Chart and figure data >>
═══

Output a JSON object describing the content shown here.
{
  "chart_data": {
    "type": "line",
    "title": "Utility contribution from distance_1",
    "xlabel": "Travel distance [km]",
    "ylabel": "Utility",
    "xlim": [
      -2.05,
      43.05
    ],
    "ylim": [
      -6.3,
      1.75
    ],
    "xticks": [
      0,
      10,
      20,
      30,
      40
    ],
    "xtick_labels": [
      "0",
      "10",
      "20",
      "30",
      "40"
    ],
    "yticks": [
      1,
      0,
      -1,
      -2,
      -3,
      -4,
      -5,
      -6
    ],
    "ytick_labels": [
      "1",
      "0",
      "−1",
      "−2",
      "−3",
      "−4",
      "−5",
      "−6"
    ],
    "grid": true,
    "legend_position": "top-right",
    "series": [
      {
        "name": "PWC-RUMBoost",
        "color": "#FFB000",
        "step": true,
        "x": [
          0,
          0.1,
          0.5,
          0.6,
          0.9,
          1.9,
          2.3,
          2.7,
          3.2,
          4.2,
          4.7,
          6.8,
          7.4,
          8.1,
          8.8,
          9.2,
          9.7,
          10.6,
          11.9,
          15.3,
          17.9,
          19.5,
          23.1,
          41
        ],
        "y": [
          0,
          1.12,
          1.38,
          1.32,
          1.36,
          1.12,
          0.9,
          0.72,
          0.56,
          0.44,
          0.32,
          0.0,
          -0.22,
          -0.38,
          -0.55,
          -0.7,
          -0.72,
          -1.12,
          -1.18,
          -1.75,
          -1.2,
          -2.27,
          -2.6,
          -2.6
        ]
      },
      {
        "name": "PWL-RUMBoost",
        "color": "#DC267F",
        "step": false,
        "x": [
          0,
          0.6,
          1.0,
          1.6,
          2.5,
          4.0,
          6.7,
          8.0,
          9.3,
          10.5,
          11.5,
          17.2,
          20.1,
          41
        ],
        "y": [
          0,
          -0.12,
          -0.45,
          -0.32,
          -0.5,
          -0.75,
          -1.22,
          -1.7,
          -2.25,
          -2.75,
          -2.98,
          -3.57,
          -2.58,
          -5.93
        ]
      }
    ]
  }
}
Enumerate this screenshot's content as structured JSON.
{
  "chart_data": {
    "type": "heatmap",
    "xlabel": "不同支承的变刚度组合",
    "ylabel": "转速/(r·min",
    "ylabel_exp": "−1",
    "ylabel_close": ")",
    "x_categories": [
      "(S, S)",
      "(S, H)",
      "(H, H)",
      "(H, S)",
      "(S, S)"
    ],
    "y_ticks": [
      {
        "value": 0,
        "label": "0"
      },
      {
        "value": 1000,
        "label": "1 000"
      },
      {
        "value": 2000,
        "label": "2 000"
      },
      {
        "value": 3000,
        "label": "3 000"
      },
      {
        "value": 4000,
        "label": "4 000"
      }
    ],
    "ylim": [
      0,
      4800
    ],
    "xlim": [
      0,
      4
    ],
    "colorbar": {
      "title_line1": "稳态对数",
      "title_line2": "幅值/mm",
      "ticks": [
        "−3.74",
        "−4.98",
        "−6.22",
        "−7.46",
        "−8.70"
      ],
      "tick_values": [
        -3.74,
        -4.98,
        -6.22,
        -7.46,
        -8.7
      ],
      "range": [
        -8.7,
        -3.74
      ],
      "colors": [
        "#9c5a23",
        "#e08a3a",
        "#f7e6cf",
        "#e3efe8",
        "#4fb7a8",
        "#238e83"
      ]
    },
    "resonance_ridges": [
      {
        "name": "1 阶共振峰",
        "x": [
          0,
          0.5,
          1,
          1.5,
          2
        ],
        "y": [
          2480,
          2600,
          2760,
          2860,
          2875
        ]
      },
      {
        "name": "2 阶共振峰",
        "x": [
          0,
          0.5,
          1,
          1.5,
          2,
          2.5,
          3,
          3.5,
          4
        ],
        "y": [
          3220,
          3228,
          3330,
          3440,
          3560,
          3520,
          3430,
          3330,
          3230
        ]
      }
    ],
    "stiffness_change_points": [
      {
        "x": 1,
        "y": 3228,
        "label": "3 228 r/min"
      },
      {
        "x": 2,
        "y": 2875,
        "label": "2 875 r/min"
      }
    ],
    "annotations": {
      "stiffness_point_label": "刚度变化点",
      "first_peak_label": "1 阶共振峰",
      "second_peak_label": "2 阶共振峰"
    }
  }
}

═══

Request >> Filter lines by "阶共振峰" and return each hit.

Full solution >>
        "name": "1 阶共振峰",
        "name": "2 阶共振峰",
      "first_peak_label": "1 阶共振峰",
      "second_peak_label": "2 阶共振峰"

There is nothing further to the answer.